┏━━

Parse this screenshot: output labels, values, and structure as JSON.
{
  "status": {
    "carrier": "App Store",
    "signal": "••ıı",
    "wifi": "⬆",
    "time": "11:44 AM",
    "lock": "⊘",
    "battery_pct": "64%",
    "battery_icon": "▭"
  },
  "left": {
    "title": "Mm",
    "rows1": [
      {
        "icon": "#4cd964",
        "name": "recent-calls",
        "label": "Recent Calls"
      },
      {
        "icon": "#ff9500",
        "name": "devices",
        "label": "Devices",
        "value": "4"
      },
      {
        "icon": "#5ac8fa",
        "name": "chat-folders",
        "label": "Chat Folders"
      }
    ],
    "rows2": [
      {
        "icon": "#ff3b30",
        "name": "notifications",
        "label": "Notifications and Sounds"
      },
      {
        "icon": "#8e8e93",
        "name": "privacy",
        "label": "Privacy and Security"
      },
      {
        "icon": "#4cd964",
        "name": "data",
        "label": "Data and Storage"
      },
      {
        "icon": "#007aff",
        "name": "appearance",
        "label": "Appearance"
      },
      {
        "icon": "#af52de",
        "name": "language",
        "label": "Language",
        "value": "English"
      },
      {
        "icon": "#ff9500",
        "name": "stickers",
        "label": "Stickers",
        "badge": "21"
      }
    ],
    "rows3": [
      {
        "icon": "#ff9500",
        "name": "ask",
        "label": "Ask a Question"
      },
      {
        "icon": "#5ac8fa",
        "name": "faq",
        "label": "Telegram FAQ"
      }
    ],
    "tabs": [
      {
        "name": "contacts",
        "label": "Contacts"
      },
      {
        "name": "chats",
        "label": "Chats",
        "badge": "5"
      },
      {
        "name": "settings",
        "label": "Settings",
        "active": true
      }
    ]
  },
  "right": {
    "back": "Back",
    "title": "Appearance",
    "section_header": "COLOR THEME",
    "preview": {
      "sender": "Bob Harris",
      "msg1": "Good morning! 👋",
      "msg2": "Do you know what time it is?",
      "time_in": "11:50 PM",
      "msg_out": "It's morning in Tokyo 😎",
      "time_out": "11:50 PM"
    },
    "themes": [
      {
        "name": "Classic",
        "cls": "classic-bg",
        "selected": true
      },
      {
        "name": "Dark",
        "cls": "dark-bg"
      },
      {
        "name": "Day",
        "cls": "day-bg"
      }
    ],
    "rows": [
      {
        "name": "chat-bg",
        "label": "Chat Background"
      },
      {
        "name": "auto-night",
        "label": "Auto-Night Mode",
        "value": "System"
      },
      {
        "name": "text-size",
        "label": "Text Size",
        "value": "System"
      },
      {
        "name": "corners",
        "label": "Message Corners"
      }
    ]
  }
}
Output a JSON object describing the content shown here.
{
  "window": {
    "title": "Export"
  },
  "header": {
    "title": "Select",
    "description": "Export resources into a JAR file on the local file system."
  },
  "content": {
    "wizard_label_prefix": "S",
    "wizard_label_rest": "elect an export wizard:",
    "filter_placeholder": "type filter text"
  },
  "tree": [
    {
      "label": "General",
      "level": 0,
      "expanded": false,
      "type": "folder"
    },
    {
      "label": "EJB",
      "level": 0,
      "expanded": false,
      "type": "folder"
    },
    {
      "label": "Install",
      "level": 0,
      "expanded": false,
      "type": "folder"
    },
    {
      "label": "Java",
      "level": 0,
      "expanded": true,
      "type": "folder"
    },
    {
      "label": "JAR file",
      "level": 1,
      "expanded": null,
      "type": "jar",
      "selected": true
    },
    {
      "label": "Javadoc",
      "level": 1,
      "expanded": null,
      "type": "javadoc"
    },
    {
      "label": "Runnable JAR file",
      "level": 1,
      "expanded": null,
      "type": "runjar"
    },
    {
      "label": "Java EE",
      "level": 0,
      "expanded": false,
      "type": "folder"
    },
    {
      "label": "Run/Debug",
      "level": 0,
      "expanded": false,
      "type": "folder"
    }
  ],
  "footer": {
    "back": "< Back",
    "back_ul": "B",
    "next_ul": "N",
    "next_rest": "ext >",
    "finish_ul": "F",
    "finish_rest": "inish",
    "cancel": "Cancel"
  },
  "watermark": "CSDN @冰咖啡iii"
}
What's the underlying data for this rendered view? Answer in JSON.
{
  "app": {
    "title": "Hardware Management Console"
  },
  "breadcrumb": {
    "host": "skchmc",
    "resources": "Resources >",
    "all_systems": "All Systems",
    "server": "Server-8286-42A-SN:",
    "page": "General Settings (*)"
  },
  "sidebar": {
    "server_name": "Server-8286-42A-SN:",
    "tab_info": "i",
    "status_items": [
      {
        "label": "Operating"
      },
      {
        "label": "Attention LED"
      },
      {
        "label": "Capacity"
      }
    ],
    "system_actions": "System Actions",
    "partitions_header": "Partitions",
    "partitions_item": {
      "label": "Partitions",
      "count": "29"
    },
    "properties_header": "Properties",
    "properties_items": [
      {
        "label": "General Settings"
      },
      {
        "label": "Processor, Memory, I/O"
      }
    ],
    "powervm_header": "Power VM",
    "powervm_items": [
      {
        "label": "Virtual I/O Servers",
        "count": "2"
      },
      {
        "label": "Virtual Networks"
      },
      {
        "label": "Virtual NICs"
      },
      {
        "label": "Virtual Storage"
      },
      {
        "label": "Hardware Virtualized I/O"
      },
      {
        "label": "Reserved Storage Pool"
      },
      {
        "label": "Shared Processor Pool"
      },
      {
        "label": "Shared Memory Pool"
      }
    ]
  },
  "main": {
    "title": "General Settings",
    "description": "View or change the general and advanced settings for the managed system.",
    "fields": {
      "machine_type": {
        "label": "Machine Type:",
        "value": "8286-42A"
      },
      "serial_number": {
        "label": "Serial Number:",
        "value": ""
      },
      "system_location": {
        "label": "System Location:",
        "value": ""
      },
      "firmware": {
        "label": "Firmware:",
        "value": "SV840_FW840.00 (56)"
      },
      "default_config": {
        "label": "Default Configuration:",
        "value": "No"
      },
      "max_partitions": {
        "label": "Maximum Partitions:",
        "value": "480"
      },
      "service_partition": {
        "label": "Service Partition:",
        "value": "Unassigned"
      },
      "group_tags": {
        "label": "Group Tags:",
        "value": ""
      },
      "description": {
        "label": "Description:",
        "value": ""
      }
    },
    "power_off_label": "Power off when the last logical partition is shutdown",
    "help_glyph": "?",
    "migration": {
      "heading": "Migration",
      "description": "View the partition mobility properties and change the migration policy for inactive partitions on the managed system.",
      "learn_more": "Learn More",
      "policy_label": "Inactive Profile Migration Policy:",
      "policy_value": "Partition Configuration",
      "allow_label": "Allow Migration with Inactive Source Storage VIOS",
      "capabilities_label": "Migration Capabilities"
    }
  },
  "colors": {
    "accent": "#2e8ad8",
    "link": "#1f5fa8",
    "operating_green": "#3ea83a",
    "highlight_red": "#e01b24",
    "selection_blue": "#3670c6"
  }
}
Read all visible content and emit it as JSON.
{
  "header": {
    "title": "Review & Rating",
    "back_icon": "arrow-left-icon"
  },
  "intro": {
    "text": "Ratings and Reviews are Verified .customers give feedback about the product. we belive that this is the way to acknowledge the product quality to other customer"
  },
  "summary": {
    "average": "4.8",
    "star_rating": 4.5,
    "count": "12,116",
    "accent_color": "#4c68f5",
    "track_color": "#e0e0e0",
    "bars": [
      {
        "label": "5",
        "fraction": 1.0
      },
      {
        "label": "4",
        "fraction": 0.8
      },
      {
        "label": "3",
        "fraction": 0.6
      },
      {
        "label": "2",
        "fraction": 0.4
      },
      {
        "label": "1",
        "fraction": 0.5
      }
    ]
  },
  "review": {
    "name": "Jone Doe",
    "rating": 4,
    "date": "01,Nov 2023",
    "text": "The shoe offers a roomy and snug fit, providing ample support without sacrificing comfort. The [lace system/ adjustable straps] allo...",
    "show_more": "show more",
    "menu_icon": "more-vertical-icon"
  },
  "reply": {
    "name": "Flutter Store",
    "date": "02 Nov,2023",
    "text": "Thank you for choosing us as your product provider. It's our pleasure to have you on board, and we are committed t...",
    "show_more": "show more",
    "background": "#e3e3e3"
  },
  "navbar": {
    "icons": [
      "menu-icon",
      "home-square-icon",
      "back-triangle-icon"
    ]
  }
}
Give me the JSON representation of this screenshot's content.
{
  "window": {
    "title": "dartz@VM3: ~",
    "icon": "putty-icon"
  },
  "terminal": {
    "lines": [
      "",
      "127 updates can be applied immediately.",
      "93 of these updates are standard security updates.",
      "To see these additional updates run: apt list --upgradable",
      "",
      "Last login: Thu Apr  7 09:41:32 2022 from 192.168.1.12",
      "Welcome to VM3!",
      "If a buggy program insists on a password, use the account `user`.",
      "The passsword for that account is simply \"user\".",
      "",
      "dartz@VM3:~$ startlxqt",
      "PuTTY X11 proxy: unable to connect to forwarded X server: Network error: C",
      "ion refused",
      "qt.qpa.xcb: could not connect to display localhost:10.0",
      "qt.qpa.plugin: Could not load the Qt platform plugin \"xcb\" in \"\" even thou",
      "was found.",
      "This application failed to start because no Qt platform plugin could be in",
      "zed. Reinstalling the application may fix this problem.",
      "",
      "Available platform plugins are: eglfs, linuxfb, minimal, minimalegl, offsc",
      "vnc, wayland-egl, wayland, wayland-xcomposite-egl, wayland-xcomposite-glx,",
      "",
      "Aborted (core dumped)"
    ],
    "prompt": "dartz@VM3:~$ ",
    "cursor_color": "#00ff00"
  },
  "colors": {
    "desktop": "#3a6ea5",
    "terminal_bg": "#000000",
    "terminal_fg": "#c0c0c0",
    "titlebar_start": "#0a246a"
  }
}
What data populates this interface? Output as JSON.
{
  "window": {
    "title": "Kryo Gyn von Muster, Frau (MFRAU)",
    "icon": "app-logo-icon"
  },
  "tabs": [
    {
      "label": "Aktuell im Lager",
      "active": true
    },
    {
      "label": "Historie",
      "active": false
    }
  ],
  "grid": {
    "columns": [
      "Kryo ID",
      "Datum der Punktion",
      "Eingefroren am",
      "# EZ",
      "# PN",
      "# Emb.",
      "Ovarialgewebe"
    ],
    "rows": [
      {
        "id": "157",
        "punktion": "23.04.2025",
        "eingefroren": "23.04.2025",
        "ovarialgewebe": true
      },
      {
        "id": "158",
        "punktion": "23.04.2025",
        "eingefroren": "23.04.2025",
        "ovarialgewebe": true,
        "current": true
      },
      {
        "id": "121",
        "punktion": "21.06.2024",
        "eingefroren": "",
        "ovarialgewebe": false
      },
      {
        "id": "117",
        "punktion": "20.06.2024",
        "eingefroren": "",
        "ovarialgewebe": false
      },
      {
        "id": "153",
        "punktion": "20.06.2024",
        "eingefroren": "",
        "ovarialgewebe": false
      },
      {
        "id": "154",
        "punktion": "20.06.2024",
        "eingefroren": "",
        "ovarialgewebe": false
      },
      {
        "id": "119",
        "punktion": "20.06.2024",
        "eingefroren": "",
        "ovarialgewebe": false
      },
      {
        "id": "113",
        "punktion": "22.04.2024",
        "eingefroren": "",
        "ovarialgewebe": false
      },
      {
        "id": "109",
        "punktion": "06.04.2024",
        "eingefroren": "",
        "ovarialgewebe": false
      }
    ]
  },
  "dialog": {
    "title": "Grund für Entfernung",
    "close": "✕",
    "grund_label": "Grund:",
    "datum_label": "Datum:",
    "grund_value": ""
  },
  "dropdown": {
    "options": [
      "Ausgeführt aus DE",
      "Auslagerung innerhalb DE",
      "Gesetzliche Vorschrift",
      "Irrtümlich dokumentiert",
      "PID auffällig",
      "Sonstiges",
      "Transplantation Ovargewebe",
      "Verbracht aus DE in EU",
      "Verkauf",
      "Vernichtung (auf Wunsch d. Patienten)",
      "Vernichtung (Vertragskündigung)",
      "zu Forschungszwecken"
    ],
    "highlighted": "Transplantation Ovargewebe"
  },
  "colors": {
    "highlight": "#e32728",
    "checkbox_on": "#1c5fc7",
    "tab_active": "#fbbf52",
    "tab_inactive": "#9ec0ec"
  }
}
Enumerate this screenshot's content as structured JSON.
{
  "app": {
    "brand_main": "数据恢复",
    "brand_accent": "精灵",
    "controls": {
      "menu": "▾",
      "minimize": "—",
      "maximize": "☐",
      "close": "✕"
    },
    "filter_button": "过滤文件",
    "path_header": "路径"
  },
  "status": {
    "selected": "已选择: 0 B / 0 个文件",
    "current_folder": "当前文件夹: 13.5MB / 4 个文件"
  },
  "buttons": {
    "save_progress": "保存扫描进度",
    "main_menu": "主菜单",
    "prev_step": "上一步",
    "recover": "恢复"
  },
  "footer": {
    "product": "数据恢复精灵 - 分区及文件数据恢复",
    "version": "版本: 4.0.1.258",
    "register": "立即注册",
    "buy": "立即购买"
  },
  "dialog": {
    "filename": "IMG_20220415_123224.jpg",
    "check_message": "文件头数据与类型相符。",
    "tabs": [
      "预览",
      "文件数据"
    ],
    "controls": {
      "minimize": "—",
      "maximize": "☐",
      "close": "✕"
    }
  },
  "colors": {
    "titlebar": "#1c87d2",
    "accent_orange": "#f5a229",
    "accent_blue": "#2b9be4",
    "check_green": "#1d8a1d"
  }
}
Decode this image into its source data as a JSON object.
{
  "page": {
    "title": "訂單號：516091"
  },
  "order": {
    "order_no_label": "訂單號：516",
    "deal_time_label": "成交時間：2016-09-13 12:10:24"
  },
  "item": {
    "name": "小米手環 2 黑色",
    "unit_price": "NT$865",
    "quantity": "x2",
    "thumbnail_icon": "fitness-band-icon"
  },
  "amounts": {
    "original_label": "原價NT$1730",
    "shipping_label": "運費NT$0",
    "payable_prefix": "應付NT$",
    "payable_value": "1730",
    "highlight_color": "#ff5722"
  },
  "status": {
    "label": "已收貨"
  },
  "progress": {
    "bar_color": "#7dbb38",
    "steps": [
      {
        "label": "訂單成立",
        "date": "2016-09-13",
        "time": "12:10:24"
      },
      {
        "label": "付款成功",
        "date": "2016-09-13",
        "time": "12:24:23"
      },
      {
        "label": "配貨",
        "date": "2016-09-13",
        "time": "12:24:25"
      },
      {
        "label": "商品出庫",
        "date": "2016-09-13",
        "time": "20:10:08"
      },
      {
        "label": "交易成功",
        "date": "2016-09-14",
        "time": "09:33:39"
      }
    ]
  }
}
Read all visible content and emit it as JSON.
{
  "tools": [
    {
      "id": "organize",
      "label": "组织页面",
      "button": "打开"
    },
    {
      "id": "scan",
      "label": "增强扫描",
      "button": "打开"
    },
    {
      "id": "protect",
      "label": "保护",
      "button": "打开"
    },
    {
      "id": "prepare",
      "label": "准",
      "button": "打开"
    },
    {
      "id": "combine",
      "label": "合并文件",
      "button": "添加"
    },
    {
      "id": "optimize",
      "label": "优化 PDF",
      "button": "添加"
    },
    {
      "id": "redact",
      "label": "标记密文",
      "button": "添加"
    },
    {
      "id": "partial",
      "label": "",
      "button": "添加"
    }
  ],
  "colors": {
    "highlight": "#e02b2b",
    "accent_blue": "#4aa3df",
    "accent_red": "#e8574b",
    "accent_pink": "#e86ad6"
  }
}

┗━━

Check every line in the material above for the string "managed", then give only the number of lines that have it.

2